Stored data
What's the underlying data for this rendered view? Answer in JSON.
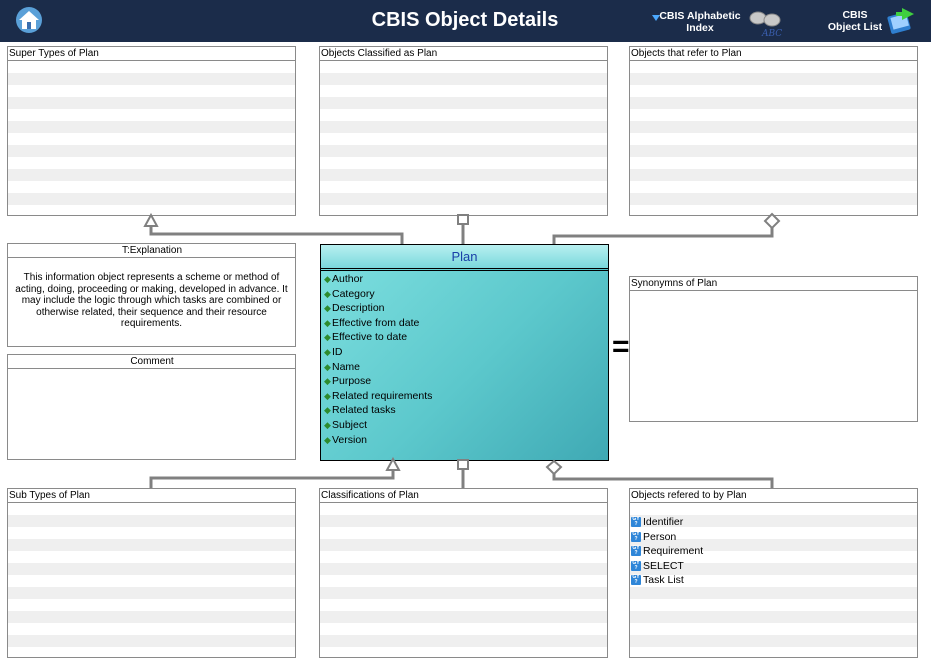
{
  "header": {
    "title": "CBIS Object Details",
    "alpha_index_label_1": "CBIS Alphabetic",
    "alpha_index_label_2": "Index",
    "alpha_index_badge": "ABC",
    "object_list_label_1": "CBIS",
    "object_list_label_2": "Object List",
    "bg_color": "#1b2c4a"
  },
  "panels": {
    "super_types": "Super Types of Plan",
    "classified_as": "Objects Classified as  Plan",
    "refer_to": "Objects that refer to   Plan",
    "explanation": "T:Explanation",
    "comment": "Comment",
    "synonyms": "Synonymns  of Plan",
    "sub_types": "Sub Types of Plan",
    "classifications": "Classifications of Plan",
    "refered_by": "Objects refered to by   Plan"
  },
  "explanation_text": "This information object represents a scheme or method of acting, doing, proceeding or making, developed in advance. It may include the logic through which tasks are combined or otherwise related, their sequence and their resource requirements.",
  "plan": {
    "name": "Plan",
    "attributes": [
      "Author",
      "Category",
      "Description",
      "Effective from date",
      "Effective to date",
      "ID",
      "Name",
      "Purpose",
      "Related requirements",
      "Related tasks",
      "Subject",
      "Version"
    ]
  },
  "equals_symbol": "=",
  "refered_by_items": [
    "Identifier",
    "Person",
    "Requirement",
    "SELECT",
    "Task List"
  ],
  "icon_text": {
    "ref_icon": "GY\n?"
  },
  "colors": {
    "plan_fill": "#5cc8cc",
    "plan_title_text": "#1a3fa8",
    "connector": "#808080",
    "ref_icon": "#2f86d8"
  },
  "icons": {
    "home": "house-icon",
    "alpha_index": "binoculars-icon",
    "object_list": "book-arrow-icon",
    "attribute": "green-diamond-icon",
    "reference": "query-icon"
  }
}
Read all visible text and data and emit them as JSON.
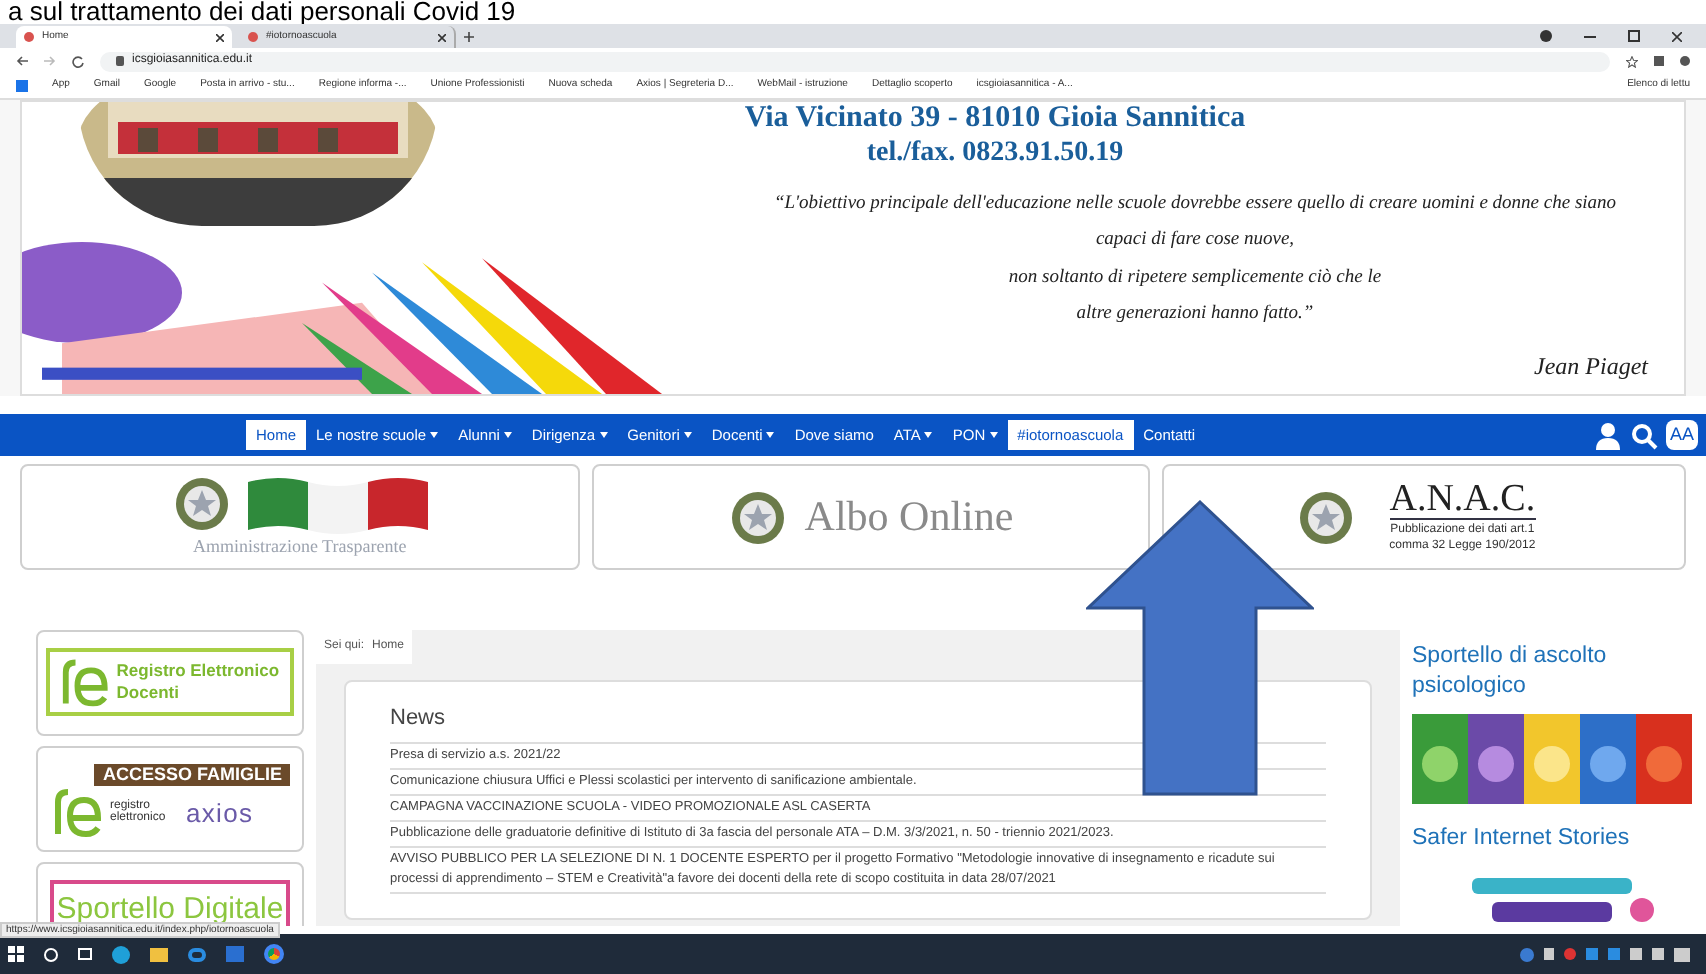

● **Stated task**: Look through the records and count each line that holds "tasks". Write only the total.

● **Worked answer**: 2